WHAT THIS TASK INVOLVES
Copy every line of the data that includes the string "society".
START RECORDS SUPPLIED
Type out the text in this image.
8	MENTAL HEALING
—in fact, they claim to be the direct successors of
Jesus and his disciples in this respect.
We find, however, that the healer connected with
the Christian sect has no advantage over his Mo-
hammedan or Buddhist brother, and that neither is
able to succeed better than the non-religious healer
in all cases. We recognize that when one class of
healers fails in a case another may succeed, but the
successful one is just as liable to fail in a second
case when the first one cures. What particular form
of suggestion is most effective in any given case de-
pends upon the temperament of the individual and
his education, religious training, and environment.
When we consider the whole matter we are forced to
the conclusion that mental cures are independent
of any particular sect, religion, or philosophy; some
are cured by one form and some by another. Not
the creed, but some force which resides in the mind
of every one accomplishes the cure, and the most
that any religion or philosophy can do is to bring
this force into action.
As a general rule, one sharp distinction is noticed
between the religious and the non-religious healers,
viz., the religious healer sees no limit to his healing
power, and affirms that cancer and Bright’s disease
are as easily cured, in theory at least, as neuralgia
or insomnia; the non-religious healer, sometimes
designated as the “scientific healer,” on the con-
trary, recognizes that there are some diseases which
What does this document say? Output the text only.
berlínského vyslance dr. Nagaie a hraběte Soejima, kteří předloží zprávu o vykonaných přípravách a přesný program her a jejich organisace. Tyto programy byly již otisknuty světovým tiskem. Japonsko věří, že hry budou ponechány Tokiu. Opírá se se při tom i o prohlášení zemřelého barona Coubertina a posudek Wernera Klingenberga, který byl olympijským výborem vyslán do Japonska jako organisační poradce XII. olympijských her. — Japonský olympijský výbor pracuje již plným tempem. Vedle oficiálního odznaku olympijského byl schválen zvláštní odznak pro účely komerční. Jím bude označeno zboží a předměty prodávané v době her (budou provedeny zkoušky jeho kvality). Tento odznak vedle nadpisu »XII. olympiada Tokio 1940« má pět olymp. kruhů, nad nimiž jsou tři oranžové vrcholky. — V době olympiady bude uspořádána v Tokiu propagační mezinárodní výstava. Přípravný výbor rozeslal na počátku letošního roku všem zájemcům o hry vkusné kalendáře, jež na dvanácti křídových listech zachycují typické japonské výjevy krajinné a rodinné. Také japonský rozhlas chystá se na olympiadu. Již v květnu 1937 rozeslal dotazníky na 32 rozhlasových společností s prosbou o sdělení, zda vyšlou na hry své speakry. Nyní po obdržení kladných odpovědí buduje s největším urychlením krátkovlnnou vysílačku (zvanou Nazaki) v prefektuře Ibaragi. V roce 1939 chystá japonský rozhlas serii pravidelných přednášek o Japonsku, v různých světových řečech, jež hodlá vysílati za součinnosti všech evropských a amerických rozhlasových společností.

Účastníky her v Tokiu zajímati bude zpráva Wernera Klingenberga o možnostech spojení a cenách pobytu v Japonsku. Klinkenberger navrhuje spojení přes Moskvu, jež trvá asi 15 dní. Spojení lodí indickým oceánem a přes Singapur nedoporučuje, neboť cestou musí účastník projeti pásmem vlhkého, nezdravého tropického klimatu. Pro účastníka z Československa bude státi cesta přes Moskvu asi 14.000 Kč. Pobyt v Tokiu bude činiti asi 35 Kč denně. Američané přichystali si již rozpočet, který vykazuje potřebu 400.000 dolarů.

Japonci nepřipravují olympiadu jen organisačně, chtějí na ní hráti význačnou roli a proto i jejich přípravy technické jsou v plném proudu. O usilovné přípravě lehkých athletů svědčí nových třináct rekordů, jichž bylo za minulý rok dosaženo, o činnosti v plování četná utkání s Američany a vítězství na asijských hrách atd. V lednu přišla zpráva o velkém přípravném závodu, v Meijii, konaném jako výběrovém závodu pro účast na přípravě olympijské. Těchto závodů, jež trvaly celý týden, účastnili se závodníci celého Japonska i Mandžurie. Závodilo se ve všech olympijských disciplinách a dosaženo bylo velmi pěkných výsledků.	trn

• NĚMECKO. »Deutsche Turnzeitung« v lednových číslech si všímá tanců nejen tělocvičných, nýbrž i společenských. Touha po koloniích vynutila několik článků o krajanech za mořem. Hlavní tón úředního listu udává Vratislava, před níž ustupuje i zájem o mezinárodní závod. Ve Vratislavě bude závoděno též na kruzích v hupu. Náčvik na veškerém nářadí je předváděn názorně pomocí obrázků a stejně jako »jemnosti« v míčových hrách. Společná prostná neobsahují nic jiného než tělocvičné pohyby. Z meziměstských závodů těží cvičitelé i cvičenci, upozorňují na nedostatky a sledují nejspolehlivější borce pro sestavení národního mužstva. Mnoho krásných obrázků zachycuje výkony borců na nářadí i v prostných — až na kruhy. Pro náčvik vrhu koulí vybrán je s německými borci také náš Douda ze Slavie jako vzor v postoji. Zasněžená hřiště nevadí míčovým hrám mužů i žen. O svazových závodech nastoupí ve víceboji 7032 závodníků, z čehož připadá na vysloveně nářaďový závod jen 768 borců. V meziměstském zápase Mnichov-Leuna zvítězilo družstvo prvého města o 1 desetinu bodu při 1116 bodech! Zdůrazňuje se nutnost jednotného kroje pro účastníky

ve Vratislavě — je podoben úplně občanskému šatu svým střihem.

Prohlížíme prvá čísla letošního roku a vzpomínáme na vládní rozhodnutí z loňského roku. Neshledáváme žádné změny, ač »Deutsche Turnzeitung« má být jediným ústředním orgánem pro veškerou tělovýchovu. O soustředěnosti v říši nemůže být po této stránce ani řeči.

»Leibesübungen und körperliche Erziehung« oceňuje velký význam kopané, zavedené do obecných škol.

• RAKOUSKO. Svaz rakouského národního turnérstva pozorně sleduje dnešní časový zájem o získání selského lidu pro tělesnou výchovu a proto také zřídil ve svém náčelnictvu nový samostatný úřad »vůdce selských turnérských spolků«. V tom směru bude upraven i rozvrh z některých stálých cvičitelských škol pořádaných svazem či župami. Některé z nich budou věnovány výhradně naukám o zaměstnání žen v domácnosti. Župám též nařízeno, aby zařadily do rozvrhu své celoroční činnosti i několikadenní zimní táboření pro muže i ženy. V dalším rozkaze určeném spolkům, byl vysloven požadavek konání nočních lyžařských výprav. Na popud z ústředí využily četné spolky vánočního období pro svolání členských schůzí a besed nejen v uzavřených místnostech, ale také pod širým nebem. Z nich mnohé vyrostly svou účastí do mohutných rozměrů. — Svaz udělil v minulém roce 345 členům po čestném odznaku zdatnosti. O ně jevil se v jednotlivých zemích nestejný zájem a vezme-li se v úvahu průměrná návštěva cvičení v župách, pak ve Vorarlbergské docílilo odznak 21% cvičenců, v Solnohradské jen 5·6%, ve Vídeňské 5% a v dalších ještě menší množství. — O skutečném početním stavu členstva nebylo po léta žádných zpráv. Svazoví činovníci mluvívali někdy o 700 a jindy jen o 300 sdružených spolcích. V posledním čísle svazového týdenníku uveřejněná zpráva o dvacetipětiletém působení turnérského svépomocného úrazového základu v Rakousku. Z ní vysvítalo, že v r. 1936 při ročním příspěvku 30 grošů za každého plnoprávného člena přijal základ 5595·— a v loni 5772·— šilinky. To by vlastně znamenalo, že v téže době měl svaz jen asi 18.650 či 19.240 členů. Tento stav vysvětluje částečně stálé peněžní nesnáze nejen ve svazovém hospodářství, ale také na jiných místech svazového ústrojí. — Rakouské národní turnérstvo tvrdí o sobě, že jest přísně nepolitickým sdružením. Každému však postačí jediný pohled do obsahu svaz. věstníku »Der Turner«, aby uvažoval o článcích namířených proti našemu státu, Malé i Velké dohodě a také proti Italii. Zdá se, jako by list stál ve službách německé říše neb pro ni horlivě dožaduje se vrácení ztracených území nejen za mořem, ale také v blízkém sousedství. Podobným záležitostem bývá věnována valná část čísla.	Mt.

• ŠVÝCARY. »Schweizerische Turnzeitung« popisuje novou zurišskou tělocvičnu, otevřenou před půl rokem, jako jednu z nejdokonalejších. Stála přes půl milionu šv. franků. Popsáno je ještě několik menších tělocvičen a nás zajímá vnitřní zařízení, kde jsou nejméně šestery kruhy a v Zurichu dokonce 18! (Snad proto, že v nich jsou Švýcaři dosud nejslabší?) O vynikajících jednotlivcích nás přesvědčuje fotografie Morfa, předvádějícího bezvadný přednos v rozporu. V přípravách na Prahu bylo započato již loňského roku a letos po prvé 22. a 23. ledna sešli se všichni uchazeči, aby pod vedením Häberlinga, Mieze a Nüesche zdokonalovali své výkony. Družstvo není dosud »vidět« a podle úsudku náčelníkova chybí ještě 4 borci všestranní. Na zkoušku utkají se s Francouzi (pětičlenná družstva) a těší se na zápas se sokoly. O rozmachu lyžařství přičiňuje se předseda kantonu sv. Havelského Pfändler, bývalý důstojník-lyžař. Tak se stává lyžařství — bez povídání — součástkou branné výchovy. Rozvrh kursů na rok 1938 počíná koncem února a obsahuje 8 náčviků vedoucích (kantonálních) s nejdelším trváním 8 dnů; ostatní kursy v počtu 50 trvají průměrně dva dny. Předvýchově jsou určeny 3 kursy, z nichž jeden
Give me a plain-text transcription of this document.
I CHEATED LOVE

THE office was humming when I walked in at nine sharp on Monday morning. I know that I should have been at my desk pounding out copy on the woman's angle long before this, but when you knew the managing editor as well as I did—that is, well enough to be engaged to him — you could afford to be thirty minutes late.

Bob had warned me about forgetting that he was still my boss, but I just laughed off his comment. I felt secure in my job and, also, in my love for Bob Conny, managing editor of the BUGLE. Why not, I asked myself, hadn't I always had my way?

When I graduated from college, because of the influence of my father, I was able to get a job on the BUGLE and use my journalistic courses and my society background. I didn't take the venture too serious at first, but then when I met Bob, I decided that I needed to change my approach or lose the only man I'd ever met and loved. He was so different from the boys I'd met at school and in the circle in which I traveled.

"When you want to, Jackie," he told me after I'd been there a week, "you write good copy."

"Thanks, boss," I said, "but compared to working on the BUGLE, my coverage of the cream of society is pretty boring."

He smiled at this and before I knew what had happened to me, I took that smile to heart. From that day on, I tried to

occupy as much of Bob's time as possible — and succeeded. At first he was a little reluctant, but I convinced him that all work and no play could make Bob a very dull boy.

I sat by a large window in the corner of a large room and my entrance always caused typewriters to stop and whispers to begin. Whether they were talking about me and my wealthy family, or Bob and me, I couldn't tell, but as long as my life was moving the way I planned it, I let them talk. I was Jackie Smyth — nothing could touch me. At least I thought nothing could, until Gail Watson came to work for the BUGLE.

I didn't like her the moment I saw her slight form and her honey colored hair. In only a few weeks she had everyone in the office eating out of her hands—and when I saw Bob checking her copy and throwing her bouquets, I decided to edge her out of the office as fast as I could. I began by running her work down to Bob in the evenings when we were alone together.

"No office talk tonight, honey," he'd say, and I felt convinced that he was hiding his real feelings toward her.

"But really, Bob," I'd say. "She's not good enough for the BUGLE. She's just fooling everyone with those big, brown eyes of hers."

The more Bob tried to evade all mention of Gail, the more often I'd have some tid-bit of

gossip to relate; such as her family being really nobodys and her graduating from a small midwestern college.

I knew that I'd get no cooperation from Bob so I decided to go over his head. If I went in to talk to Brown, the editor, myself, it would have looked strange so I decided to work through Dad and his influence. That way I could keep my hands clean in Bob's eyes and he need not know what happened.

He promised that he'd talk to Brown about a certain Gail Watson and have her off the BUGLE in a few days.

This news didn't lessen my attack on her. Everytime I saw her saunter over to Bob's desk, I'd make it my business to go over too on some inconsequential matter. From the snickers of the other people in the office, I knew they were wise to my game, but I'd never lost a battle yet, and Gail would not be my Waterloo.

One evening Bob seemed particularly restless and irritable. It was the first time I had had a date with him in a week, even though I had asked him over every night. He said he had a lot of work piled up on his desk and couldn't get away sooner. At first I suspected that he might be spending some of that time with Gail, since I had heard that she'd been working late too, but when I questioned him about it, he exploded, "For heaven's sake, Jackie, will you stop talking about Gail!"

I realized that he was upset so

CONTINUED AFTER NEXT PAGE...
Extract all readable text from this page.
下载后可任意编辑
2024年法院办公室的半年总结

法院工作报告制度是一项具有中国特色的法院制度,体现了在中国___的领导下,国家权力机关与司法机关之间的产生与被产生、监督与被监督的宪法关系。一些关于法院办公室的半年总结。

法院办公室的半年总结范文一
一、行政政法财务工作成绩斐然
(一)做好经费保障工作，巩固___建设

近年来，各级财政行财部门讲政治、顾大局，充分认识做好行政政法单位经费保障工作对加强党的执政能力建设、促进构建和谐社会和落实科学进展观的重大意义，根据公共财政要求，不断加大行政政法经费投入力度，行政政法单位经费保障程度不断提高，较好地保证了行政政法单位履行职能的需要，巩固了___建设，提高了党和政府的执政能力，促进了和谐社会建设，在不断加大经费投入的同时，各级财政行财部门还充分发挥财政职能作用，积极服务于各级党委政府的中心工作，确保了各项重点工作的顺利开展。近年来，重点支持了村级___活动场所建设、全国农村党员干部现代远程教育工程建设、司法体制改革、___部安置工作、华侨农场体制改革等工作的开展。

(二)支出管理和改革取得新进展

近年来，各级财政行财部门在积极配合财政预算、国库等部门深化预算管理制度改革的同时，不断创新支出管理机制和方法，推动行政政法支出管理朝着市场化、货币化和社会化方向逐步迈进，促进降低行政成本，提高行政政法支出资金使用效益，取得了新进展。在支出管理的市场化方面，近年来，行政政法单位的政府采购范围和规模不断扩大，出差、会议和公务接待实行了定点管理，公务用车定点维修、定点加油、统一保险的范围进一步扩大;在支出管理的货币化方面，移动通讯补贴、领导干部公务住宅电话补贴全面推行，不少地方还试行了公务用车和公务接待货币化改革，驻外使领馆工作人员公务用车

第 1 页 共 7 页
END RECORDS SUPPLIED
RESULT
When I graduated from college, because of the influence of my father, I was able to get a job on the BUGLE and use my journalistic courses and my society background. I didn't take the venture too serious at first, but then when I met Bob, I decided that I needed to change my approach or lose the only man I'd ever met and loved. He was so different from the boys I'd met at school and in the circle in which I traveled.
"Thanks, boss," I said, "but compared to working on the BUGLE, my coverage of the cream of society is pretty boring."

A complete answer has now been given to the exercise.